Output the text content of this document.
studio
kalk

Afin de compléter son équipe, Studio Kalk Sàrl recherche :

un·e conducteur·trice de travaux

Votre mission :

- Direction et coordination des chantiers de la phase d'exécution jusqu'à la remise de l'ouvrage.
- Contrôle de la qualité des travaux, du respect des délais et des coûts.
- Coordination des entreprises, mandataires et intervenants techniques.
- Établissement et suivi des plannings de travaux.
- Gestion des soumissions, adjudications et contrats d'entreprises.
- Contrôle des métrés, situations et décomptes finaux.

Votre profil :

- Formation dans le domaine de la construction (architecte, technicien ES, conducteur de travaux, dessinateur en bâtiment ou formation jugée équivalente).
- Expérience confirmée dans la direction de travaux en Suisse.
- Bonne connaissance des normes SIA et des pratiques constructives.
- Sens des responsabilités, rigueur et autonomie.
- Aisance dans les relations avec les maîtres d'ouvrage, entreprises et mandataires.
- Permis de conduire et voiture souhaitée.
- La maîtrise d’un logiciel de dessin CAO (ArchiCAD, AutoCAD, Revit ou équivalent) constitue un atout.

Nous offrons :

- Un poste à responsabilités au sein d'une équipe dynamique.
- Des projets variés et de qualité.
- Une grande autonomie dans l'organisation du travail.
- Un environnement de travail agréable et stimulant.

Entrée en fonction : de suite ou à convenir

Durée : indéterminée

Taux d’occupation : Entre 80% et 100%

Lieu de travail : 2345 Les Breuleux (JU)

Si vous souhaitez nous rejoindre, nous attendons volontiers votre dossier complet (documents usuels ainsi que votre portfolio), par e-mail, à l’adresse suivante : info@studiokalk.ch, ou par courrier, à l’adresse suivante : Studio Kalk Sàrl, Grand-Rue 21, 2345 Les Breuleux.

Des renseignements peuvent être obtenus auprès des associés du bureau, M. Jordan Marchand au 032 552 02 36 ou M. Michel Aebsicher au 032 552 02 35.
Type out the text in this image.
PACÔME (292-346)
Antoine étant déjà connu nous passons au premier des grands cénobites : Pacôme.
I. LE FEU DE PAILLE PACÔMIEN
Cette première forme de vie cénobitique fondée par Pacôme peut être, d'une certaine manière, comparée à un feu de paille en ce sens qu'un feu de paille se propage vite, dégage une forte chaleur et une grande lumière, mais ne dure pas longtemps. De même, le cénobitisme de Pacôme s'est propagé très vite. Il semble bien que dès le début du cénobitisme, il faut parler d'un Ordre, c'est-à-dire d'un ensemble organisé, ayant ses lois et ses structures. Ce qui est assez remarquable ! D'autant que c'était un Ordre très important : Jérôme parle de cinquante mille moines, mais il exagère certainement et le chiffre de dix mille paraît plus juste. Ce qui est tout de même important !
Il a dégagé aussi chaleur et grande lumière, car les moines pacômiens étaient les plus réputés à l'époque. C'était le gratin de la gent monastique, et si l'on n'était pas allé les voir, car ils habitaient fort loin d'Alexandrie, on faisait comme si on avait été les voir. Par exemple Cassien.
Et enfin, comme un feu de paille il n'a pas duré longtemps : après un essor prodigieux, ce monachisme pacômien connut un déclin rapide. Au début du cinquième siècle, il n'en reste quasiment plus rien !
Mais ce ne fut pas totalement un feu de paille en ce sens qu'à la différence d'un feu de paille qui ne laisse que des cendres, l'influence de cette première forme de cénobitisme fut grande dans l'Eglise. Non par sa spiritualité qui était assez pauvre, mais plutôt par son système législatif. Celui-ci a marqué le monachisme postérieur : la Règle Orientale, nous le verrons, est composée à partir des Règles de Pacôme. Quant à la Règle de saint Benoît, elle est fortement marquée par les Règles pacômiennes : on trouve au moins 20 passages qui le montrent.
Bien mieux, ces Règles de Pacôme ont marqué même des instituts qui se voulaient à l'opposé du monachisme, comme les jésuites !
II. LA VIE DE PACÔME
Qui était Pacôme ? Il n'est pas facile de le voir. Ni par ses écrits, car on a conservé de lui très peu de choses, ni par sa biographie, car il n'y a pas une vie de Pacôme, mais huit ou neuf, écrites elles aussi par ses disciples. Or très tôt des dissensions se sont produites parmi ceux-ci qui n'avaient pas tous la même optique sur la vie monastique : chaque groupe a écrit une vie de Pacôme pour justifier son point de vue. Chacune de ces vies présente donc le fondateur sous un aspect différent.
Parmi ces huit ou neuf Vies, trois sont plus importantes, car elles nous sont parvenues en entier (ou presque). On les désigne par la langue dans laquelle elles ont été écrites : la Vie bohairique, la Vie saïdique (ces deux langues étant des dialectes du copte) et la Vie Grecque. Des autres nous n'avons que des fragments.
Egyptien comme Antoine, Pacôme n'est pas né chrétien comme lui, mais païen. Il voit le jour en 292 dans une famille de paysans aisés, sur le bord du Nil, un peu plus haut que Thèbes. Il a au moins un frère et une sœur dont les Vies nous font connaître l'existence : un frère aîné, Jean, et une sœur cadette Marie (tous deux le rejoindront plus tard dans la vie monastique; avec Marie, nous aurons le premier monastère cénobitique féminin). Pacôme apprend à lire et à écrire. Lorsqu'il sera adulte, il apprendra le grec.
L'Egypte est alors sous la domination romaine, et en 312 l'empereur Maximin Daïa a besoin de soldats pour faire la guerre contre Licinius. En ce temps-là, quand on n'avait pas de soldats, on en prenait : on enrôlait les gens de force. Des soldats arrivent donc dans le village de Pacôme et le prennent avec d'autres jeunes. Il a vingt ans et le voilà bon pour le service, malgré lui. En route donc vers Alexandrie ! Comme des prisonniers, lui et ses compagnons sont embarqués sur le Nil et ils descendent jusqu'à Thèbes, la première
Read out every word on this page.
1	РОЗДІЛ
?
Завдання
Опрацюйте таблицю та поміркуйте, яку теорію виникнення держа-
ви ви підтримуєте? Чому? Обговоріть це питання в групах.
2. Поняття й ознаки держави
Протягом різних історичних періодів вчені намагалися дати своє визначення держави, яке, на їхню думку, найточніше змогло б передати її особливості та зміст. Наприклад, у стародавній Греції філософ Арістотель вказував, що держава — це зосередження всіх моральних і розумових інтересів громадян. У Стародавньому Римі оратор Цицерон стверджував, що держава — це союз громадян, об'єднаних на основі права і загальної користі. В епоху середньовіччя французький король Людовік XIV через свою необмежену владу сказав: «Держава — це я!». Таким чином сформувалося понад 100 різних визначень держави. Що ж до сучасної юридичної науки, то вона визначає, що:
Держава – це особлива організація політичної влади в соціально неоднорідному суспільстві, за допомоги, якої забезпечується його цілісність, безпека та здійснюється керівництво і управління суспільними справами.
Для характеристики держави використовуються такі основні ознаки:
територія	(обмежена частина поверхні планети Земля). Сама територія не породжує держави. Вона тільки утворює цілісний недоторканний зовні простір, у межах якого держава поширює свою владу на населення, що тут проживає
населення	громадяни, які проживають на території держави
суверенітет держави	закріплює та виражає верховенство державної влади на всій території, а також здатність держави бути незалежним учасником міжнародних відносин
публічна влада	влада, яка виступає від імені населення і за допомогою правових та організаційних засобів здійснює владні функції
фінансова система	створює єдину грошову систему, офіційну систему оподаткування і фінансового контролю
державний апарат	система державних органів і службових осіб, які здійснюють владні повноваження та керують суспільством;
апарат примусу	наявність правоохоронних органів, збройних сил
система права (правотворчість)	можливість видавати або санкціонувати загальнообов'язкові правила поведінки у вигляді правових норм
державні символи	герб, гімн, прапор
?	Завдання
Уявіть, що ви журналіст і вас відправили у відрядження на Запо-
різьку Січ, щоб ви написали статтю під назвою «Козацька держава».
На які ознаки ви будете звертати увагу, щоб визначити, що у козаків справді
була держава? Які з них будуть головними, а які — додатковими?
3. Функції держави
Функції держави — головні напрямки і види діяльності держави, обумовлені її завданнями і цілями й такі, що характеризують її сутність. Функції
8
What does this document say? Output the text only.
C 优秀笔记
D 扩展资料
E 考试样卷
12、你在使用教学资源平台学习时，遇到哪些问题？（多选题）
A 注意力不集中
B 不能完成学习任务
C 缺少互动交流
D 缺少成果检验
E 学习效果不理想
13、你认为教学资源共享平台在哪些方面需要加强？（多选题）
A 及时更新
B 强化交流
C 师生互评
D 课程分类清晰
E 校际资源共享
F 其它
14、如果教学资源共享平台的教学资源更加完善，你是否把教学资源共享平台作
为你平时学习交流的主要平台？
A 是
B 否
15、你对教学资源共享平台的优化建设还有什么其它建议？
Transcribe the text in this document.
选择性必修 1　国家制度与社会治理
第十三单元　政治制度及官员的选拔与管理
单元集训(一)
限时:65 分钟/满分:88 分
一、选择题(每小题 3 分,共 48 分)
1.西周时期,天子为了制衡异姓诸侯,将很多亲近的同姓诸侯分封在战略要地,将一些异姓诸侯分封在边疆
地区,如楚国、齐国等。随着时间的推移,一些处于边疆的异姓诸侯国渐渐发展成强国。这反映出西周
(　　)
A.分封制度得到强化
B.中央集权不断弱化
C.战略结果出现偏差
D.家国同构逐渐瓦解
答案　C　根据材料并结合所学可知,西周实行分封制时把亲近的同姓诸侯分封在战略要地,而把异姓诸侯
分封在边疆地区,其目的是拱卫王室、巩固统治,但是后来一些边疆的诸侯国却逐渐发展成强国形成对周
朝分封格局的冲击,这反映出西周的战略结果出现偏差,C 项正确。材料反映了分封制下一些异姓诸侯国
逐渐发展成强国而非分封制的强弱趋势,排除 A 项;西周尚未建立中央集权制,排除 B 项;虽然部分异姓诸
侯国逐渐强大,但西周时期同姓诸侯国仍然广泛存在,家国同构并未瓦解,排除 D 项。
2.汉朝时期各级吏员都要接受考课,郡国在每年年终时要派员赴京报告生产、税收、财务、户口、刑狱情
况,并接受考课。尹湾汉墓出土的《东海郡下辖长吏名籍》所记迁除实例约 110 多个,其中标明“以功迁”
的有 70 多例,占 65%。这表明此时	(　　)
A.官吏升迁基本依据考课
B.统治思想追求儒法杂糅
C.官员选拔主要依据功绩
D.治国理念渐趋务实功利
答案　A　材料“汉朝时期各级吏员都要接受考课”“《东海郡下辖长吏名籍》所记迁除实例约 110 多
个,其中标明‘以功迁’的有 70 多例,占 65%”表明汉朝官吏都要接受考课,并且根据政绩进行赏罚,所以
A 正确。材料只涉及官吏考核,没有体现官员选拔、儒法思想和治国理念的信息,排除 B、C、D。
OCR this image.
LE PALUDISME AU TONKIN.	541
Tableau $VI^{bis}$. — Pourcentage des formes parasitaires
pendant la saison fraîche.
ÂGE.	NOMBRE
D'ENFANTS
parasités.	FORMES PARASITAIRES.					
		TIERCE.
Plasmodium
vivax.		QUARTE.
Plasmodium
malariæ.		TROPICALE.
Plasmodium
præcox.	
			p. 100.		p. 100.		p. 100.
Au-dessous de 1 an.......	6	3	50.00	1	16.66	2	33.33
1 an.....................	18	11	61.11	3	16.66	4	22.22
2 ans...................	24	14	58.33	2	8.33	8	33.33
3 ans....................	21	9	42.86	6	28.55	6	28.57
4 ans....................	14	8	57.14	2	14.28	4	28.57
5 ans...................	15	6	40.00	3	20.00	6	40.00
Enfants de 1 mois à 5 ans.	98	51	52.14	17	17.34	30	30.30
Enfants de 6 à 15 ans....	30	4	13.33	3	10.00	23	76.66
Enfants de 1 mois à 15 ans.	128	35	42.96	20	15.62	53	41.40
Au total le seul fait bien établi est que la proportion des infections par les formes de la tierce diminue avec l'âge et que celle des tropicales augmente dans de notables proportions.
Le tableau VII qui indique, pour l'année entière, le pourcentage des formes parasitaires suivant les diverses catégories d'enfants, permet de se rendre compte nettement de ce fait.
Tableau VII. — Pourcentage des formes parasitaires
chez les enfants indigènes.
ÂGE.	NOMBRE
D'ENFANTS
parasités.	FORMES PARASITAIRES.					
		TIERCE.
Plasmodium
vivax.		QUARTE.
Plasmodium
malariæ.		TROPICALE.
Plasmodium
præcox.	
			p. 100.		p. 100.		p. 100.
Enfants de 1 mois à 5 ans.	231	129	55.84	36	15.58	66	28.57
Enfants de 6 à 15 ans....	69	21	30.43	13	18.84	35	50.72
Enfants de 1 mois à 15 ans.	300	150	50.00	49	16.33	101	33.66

> WHAT YOU NEED TO DO:
How many lines in the records above contain the word "fait"? Give only the number.

> ANSWER TO THE PROBLEM:
2